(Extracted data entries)

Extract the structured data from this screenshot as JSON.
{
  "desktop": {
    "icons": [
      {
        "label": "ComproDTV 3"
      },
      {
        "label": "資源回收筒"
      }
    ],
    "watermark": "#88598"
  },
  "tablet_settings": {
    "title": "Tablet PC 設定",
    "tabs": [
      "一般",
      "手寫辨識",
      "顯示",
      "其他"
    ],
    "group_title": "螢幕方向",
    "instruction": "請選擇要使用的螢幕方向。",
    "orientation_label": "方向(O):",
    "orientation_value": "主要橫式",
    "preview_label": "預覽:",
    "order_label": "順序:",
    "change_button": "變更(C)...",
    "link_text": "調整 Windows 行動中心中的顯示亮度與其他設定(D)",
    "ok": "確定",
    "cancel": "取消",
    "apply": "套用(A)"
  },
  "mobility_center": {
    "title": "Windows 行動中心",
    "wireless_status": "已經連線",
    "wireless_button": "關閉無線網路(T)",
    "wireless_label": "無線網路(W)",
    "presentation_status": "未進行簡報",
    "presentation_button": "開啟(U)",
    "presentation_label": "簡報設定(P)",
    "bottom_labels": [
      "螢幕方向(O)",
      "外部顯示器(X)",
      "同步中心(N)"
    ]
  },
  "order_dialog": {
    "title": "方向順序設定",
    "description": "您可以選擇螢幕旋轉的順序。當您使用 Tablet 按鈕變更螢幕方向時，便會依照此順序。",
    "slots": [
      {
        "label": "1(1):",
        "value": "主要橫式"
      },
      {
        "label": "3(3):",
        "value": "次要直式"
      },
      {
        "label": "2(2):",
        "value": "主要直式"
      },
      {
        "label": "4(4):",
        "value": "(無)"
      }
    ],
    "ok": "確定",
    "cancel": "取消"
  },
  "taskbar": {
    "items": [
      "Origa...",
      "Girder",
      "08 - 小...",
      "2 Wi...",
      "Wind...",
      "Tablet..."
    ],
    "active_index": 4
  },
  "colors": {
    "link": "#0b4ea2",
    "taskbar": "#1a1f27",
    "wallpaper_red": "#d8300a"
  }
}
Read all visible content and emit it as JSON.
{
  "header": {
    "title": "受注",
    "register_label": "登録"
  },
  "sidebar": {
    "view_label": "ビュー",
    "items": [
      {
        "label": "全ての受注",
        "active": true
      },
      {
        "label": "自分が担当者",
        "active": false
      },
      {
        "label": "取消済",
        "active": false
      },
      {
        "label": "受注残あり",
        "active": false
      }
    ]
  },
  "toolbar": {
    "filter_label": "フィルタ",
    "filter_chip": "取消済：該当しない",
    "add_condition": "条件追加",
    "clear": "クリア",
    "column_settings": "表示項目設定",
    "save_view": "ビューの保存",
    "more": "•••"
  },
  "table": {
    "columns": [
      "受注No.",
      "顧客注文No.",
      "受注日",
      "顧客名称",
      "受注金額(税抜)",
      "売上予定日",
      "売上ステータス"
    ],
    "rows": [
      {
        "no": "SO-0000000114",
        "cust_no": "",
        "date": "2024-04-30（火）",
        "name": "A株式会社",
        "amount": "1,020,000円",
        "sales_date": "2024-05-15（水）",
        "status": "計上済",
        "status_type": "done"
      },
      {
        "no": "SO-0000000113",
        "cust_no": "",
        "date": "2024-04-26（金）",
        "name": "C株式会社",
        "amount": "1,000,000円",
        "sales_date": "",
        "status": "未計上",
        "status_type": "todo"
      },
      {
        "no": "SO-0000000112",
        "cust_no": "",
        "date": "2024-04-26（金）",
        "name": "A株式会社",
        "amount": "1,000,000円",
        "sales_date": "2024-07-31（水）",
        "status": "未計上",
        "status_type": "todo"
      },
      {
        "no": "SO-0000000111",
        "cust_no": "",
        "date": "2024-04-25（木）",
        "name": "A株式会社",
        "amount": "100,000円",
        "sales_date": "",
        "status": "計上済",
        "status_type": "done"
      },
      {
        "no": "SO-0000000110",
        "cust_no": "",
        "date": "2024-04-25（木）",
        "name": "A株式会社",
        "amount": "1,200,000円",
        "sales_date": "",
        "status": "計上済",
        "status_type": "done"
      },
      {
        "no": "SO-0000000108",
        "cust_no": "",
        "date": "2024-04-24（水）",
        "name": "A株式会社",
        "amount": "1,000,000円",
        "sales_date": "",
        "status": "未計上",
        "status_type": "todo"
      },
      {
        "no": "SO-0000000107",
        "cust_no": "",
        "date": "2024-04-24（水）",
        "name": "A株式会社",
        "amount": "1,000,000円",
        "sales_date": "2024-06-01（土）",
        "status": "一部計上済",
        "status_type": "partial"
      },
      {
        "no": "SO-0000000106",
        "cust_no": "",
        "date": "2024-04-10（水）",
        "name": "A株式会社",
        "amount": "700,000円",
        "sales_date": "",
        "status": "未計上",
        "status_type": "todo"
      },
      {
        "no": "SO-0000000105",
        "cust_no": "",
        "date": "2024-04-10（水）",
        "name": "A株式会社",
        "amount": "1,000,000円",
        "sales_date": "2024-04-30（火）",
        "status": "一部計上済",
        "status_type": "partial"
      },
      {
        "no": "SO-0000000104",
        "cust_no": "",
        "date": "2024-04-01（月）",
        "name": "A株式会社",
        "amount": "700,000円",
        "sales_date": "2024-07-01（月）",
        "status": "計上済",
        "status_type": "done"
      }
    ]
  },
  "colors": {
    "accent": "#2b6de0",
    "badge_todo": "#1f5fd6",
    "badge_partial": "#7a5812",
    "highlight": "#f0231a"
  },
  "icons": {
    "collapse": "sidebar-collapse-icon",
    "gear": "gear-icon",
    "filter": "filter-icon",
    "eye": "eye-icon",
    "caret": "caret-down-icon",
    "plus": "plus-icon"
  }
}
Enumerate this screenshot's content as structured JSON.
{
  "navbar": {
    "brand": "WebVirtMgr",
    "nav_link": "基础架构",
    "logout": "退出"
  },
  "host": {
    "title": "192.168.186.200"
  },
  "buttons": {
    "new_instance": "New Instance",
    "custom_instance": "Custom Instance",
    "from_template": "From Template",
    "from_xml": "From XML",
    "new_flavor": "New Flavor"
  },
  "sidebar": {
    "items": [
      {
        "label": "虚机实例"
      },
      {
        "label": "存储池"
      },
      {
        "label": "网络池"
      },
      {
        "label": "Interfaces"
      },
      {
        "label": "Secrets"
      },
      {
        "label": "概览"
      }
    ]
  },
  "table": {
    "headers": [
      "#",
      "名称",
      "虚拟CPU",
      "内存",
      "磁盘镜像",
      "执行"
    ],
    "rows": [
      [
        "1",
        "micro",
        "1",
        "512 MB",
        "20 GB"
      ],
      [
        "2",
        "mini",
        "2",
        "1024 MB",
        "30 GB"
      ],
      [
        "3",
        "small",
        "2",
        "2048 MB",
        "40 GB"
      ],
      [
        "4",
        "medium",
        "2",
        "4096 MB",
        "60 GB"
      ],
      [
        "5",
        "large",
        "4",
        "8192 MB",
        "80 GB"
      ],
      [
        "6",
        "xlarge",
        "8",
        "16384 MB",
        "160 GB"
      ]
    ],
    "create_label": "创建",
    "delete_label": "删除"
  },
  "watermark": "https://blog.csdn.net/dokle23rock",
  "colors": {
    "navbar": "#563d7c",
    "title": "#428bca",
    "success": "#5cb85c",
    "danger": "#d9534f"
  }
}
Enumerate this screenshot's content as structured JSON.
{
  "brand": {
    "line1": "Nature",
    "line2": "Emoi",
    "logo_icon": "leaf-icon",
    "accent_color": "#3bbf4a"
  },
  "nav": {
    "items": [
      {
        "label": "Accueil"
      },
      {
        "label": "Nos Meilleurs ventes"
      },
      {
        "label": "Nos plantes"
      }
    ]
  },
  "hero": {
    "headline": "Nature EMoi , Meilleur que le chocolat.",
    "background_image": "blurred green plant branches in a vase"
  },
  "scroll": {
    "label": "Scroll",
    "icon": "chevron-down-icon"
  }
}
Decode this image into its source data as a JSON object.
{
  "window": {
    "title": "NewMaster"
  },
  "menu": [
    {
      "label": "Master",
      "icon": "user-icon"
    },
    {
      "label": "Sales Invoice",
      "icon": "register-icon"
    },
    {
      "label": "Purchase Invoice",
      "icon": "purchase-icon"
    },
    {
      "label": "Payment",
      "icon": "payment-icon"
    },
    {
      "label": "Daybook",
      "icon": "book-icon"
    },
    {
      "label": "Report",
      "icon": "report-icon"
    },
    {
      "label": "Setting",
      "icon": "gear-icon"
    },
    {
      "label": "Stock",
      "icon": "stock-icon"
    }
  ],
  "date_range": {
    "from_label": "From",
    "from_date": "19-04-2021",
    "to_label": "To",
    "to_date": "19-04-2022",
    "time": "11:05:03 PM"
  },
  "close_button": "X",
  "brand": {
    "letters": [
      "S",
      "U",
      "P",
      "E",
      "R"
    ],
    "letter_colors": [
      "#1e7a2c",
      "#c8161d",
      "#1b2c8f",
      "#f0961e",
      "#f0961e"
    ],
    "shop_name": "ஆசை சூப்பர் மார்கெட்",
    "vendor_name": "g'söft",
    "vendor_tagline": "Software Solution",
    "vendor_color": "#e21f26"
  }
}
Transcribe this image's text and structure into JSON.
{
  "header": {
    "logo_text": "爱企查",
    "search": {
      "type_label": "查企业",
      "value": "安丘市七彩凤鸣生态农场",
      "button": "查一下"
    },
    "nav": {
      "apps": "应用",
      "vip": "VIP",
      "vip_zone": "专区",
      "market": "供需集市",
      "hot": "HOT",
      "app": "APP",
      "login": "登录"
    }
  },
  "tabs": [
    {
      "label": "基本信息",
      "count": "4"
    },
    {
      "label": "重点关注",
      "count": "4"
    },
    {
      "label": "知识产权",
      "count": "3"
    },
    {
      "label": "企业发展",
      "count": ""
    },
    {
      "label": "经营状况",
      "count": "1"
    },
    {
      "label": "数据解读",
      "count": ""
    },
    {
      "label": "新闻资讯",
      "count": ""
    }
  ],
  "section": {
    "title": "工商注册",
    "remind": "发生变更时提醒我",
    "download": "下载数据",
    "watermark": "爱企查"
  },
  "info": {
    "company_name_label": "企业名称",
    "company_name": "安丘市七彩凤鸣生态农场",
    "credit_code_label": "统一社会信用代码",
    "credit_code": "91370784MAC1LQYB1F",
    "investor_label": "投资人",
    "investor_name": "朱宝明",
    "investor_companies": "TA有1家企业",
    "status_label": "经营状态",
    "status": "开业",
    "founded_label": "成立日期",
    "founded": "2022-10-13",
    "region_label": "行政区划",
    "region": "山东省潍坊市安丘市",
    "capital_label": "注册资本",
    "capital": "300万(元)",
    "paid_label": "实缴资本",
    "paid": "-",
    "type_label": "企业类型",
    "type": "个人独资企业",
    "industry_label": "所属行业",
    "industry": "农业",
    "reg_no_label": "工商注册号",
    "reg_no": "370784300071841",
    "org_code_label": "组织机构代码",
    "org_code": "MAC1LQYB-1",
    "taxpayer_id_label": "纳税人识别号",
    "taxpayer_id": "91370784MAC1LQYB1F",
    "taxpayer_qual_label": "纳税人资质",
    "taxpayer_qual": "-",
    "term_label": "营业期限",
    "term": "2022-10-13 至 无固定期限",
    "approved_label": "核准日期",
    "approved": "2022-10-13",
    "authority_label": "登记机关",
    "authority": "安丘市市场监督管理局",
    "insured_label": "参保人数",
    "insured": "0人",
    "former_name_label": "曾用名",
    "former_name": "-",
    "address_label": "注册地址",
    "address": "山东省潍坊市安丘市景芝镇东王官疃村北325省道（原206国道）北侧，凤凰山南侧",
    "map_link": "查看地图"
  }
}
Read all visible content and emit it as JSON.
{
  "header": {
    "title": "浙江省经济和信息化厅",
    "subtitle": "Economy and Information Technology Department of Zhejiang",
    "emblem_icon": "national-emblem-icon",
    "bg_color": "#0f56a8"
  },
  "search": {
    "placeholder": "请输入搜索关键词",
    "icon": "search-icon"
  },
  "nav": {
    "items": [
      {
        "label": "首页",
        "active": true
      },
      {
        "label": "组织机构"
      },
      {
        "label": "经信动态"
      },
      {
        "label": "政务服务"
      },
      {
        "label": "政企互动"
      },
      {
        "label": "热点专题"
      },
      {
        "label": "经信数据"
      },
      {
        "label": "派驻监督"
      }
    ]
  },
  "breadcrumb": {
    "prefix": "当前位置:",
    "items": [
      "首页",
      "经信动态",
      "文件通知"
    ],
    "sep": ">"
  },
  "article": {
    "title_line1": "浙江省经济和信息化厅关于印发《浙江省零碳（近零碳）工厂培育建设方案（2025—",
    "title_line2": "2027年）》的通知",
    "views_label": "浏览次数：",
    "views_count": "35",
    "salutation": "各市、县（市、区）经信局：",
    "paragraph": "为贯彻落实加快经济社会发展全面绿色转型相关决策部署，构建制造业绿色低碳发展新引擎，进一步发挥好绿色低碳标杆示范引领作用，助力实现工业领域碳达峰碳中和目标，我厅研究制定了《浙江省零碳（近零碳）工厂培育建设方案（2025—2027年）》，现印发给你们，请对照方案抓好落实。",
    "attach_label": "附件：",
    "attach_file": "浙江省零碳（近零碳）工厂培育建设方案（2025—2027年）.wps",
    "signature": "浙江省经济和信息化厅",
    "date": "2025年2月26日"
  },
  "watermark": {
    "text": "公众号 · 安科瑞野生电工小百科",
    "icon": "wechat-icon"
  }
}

# [WHAT THIS TASK INVOLVES]
Your answer should be a single number: the count of lines in the data that include the word "watermark".

# [EXERCISE ANSWER]
4